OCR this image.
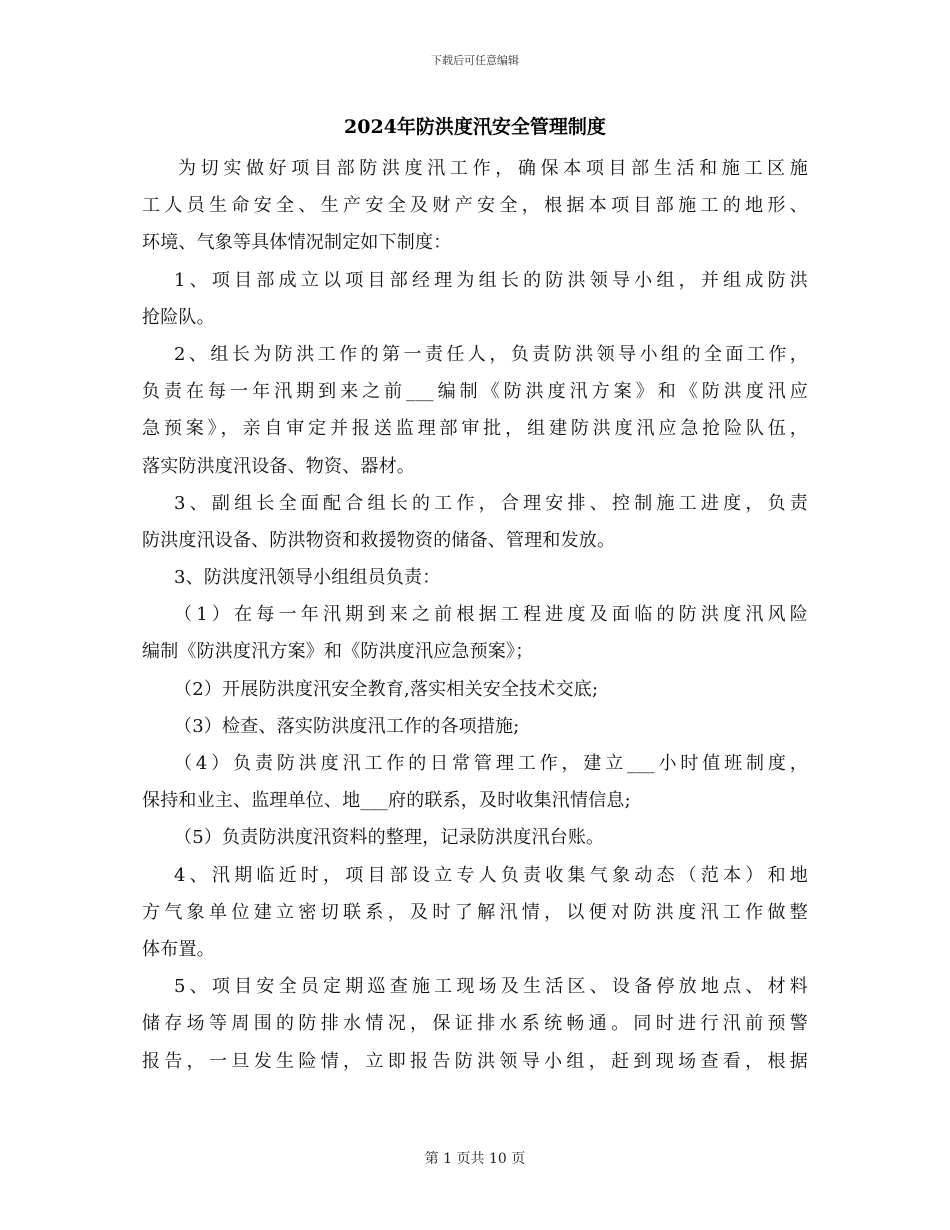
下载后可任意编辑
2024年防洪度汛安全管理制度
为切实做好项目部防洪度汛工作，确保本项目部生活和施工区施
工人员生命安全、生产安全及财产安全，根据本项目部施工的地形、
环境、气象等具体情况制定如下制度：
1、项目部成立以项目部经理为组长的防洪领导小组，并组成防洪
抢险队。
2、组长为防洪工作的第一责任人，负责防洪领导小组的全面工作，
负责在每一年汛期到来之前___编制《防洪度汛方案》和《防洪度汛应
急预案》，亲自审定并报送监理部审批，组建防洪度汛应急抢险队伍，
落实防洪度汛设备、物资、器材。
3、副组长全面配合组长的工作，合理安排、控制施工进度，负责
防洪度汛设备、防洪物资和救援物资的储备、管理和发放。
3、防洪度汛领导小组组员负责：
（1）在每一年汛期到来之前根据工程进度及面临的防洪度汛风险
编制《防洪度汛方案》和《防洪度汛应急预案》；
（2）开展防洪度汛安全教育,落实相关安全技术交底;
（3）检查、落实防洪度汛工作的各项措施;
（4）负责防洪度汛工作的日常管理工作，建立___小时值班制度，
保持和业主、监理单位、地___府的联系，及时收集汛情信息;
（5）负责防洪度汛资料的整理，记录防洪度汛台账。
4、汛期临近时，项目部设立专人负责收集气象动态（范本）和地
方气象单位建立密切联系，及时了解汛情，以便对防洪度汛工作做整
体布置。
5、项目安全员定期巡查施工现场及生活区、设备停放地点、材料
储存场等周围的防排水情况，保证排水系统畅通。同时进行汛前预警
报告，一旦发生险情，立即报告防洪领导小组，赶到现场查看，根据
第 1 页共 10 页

===============

Transcribe every line in the entries above, taking out only the images.

__TASK ANSWER__:
OCR this image.
下载后可任意编辑
2024年防洪度汛安全管理制度
为切实做好项目部防洪度汛工作，确保本项目部生活和施工区施
工人员生命安全、生产安全及财产安全，根据本项目部施工的地形、
环境、气象等具体情况制定如下制度：
1、项目部成立以项目部经理为组长的防洪领导小组，并组成防洪
抢险队。
2、组长为防洪工作的第一责任人，负责防洪领导小组的全面工作，
负责在每一年汛期到来之前___编制《防洪度汛方案》和《防洪度汛应
急预案》，亲自审定并报送监理部审批，组建防洪度汛应急抢险队伍，
落实防洪度汛设备、物资、器材。
3、副组长全面配合组长的工作，合理安排、控制施工进度，负责
防洪度汛设备、防洪物资和救援物资的储备、管理和发放。
3、防洪度汛领导小组组员负责：
（1）在每一年汛期到来之前根据工程进度及面临的防洪度汛风险
编制《防洪度汛方案》和《防洪度汛应急预案》；
（2）开展防洪度汛安全教育,落实相关安全技术交底;
（3）检查、落实防洪度汛工作的各项措施;
（4）负责防洪度汛工作的日常管理工作，建立___小时值班制度，
保持和业主、监理单位、地___府的联系，及时收集汛情信息;
（5）负责防洪度汛资料的整理，记录防洪度汛台账。
4、汛期临近时，项目部设立专人负责收集气象动态（范本）和地
方气象单位建立密切联系，及时了解汛情，以便对防洪度汛工作做整
体布置。
5、项目安全员定期巡查施工现场及生活区、设备停放地点、材料
储存场等周围的防排水情况，保证排水系统畅通。同时进行汛前预警
报告，一旦发生险情，立即报告防洪领导小组，赶到现场查看，根据
第 1 页共 10 页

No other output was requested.